Given instruction. Edit the data from its start through the line containing "192, 114, 206]", inclusive, replacing every "Steps/day" with "Steps per day" and changing nothing else.

Data.
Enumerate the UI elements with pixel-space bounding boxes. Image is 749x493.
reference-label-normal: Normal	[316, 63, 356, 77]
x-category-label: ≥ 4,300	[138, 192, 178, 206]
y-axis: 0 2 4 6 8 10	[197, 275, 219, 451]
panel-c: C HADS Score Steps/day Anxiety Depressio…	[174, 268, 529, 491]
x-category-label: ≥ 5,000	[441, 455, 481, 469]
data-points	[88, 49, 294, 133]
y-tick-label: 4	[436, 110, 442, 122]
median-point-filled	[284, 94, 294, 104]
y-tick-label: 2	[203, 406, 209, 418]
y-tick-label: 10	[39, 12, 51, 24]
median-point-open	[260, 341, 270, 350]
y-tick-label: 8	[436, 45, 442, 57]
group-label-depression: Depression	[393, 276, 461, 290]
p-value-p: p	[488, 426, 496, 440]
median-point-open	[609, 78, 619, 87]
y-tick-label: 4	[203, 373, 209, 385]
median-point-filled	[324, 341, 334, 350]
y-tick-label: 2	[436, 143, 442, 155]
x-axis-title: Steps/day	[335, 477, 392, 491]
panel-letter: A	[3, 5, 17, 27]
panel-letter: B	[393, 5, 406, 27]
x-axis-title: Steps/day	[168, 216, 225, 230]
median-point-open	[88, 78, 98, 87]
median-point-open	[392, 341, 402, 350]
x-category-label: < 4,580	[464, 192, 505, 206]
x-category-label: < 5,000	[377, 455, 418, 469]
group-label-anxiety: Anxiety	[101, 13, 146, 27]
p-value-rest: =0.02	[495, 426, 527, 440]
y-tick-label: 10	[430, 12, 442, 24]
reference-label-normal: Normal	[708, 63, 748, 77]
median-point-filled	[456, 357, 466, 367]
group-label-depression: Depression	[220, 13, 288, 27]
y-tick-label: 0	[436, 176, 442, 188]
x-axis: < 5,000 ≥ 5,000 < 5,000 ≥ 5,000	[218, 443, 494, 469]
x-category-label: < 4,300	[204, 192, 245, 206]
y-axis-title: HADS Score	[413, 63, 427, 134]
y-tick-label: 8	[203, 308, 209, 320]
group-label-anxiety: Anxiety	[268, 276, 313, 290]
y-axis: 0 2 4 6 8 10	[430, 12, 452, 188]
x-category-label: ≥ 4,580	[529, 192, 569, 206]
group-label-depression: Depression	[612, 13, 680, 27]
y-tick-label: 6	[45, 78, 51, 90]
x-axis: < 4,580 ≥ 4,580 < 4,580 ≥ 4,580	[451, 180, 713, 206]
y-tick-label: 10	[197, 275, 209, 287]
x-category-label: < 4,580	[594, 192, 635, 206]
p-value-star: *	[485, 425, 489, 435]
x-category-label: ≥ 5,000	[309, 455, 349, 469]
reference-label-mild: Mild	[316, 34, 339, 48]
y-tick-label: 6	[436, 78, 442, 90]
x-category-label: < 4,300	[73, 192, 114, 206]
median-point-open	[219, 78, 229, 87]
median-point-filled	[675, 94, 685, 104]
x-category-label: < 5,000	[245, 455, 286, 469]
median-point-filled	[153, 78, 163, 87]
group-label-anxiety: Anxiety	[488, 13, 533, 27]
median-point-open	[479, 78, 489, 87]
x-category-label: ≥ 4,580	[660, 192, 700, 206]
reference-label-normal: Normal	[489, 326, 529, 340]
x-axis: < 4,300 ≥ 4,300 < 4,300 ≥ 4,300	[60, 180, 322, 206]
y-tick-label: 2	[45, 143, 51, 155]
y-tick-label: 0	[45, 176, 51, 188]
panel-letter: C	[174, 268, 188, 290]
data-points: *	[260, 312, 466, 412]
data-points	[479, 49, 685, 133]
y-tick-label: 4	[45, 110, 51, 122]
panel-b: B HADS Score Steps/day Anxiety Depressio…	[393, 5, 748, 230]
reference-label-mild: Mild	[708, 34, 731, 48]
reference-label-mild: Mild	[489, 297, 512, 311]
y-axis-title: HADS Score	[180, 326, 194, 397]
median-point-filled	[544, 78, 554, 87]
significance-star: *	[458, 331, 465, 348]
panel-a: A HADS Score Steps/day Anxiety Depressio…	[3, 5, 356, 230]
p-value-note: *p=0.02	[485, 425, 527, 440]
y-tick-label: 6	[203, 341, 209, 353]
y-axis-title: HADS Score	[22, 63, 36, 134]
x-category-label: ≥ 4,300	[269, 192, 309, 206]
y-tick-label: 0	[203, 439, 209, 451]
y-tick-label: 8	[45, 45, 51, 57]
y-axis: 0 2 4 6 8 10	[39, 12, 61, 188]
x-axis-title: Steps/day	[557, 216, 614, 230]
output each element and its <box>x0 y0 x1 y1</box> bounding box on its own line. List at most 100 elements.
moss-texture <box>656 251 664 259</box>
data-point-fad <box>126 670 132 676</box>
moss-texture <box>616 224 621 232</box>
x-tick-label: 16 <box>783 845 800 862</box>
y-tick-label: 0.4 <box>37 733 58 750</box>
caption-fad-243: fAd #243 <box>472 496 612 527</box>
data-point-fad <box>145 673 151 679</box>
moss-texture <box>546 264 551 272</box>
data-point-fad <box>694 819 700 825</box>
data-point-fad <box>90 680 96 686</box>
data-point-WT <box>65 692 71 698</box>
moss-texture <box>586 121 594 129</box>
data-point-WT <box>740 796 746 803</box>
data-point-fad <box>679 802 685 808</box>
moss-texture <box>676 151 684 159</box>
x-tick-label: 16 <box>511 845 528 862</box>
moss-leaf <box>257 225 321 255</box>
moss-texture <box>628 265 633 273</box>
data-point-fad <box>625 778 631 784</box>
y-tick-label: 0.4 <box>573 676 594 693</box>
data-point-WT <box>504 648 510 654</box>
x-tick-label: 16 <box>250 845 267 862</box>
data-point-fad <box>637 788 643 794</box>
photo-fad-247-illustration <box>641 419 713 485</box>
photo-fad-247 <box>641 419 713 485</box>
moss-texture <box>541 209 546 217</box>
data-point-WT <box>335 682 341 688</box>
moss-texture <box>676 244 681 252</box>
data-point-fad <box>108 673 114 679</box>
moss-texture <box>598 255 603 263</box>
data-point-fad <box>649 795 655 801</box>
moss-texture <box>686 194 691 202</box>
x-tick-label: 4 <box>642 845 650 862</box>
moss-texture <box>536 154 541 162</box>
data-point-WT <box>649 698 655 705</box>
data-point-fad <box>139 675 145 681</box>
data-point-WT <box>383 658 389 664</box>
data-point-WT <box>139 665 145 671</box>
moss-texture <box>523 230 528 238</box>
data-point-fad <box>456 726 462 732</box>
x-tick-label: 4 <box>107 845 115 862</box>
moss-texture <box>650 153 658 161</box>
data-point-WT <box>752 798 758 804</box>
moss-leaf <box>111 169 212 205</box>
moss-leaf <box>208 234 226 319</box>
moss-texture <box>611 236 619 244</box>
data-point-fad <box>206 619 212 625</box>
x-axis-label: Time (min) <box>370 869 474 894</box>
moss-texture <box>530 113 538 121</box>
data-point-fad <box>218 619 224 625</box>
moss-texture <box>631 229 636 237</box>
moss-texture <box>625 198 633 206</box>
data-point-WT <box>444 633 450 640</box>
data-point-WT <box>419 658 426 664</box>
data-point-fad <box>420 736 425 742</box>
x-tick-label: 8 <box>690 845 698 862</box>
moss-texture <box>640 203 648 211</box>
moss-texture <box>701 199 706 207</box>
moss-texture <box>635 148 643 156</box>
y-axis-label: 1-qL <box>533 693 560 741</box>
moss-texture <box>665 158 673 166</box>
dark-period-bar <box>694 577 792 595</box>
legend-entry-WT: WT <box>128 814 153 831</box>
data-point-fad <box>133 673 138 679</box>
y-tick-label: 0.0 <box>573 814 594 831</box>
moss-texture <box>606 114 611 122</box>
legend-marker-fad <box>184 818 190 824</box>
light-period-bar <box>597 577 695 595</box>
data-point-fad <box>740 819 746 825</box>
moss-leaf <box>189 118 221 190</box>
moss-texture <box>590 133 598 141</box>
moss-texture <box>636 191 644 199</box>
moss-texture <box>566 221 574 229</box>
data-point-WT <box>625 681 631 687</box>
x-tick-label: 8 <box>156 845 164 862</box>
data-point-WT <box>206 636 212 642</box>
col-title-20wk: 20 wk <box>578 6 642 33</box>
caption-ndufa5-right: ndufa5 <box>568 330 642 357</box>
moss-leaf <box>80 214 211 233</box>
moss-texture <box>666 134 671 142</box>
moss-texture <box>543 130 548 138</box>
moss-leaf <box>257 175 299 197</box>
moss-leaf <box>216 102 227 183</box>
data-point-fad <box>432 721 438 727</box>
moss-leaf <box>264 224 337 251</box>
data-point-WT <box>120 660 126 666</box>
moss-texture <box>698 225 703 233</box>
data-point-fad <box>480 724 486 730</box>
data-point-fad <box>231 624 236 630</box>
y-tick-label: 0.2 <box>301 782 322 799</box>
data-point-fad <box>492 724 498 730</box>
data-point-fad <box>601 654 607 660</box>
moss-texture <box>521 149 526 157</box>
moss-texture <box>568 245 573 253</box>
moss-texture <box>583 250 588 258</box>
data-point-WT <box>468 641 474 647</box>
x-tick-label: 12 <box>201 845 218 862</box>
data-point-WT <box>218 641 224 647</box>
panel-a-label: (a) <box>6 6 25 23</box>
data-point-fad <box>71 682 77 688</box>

Answer for this exercise.
Enumerate the UI elements with pixel-space bounding boxes. Image is 749x493.
reference-label-normal: Normal	[316, 63, 356, 77]
x-category-label: ≥ 4,300	[138, 192, 178, 206]
y-axis: 0 2 4 6 8 10	[197, 275, 219, 451]
panel-c: C HADS Score Steps per day Anxiety Depressio…	[174, 268, 529, 491]
x-category-label: ≥ 5,000	[441, 455, 481, 469]
data-points	[88, 49, 294, 133]
y-tick-label: 4	[436, 110, 442, 122]
median-point-filled	[284, 94, 294, 104]
y-tick-label: 2	[203, 406, 209, 418]
y-tick-label: 10	[39, 12, 51, 24]
median-point-open	[260, 341, 270, 350]
y-tick-label: 8	[436, 45, 442, 57]
group-label-depression: Depression	[393, 276, 461, 290]
p-value-p: p	[488, 426, 496, 440]
median-point-open	[609, 78, 619, 87]
y-tick-label: 4	[203, 373, 209, 385]
median-point-filled	[324, 341, 334, 350]
y-tick-label: 2	[436, 143, 442, 155]
x-axis-title: Steps per day	[335, 477, 392, 491]
panel-letter: A	[3, 5, 17, 27]
panel-letter: B	[393, 5, 406, 27]
x-axis-title: Steps per day	[168, 216, 225, 230]
median-point-open	[88, 78, 98, 87]
median-point-open	[392, 341, 402, 350]
x-category-label: < 4,580	[464, 192, 505, 206]
x-category-label: < 5,000	[377, 455, 418, 469]
group-label-anxiety: Anxiety	[101, 13, 146, 27]
p-value-rest: =0.02	[495, 426, 527, 440]
y-tick-label: 10	[430, 12, 442, 24]
reference-label-normal: Normal	[708, 63, 748, 77]
median-point-filled	[456, 357, 466, 367]
group-label-depression: Depression	[220, 13, 288, 27]
y-tick-label: 0	[436, 176, 442, 188]
x-axis: < 5,000 ≥ 5,000 < 5,000 ≥ 5,000	[218, 443, 494, 469]
x-category-label: < 4,300	[204, 192, 245, 206]
y-axis-title: HADS Score	[413, 63, 427, 134]
y-tick-label: 8	[203, 308, 209, 320]
group-label-anxiety: Anxiety	[268, 276, 313, 290]
y-axis: 0 2 4 6 8 10	[430, 12, 452, 188]
x-category-label: ≥ 4,580	[529, 192, 569, 206]
group-label-depression: Depression	[612, 13, 680, 27]
y-tick-label: 6	[45, 78, 51, 90]
x-axis: < 4,580 ≥ 4,580 < 4,580 ≥ 4,580	[451, 180, 713, 206]
y-tick-label: 10	[197, 275, 209, 287]
x-category-label: < 4,580	[594, 192, 635, 206]
p-value-star: *	[485, 425, 489, 435]
x-category-label: ≥ 5,000	[309, 455, 349, 469]
reference-label-mild: Mild	[316, 34, 339, 48]
y-tick-label: 6	[436, 78, 442, 90]
x-category-label: < 4,300	[73, 192, 114, 206]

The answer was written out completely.